##### Records supplied

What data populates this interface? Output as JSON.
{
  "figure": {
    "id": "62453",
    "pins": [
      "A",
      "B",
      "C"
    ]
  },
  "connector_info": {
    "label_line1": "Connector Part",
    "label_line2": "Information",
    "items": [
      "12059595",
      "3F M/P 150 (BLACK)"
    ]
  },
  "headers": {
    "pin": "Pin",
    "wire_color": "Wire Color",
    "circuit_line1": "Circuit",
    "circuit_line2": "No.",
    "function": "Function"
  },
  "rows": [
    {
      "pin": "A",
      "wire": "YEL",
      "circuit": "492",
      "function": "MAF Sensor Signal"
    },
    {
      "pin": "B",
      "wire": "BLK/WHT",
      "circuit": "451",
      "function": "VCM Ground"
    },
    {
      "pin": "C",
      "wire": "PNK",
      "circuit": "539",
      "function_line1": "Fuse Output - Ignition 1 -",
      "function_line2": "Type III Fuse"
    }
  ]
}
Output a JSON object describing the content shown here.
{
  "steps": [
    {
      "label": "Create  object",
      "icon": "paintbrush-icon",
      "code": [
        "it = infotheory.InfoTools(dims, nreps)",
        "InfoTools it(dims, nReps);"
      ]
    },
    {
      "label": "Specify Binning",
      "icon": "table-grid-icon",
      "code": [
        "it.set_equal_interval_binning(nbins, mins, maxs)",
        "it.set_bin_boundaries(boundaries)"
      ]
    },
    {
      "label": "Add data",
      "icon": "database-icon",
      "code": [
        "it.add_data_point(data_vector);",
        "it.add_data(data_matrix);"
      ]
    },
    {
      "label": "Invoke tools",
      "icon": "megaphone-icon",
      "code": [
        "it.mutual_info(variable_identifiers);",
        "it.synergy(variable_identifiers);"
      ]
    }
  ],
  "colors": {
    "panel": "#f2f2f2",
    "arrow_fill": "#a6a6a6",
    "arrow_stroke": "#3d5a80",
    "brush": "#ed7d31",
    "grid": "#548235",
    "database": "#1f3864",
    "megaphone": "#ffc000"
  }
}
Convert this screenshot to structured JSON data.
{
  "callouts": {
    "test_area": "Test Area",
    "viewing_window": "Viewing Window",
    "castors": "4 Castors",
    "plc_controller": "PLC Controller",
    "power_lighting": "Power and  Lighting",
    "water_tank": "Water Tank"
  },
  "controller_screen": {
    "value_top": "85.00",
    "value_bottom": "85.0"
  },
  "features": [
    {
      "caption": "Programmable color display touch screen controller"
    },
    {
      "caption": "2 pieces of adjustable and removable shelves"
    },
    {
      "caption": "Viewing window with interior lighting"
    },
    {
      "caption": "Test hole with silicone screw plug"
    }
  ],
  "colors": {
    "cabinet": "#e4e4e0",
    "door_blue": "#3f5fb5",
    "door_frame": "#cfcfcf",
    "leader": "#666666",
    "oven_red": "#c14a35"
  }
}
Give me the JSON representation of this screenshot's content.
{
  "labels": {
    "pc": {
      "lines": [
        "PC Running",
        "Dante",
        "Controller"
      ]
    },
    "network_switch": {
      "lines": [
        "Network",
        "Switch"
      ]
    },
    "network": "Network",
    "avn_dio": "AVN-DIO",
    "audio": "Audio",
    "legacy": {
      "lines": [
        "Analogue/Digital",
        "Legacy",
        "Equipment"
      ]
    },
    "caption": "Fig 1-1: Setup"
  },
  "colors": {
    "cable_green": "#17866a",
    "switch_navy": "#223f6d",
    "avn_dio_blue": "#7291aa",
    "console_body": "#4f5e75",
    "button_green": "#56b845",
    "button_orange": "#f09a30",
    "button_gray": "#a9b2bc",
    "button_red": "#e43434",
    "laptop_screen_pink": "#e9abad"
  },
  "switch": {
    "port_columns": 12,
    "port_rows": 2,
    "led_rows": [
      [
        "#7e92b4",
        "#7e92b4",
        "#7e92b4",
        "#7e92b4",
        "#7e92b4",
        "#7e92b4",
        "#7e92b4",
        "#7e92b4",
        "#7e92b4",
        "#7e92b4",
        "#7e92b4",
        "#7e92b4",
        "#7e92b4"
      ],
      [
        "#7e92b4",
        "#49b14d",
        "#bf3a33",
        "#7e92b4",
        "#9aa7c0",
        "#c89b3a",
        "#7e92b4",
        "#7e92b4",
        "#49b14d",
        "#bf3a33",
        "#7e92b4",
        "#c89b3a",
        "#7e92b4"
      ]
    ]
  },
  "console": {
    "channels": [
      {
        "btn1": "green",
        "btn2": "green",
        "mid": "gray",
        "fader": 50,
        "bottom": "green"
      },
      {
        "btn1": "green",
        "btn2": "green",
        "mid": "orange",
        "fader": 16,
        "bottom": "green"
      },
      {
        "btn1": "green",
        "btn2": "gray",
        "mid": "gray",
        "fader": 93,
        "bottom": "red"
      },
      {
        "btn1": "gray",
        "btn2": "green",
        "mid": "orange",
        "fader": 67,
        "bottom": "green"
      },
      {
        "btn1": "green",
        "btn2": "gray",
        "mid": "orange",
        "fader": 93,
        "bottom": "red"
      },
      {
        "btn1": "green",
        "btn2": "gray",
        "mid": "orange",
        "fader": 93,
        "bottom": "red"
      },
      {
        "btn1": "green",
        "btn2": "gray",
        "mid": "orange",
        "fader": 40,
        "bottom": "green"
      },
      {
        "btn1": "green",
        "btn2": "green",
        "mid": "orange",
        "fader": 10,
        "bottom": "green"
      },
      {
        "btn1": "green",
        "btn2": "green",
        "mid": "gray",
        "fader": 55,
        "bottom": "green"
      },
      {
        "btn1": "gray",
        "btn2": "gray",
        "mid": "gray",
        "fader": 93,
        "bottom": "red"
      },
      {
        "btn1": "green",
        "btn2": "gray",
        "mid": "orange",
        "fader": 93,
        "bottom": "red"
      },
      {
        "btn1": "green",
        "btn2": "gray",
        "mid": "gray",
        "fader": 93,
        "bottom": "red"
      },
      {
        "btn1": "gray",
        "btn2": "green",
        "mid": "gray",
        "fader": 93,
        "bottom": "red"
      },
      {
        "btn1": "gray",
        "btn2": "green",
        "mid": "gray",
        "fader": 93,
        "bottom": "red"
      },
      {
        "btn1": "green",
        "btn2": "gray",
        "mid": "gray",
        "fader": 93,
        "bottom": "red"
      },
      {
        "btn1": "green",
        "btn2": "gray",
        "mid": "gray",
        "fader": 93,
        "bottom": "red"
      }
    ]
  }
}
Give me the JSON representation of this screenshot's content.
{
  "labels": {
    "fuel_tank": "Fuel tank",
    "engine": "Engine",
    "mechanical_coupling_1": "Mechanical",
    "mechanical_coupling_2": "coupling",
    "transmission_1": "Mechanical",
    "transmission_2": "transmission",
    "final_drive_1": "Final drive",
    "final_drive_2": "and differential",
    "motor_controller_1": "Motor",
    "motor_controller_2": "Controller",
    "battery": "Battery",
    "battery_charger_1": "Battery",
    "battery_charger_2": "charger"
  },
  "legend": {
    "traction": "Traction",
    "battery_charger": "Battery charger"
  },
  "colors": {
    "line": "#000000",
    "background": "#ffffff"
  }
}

##########

Short exercise:
Read the data above. Pull out each line in which the string "object" appears.

Response to the task:
Output a JSON object describing the content shown here.
      "label": "Create  object",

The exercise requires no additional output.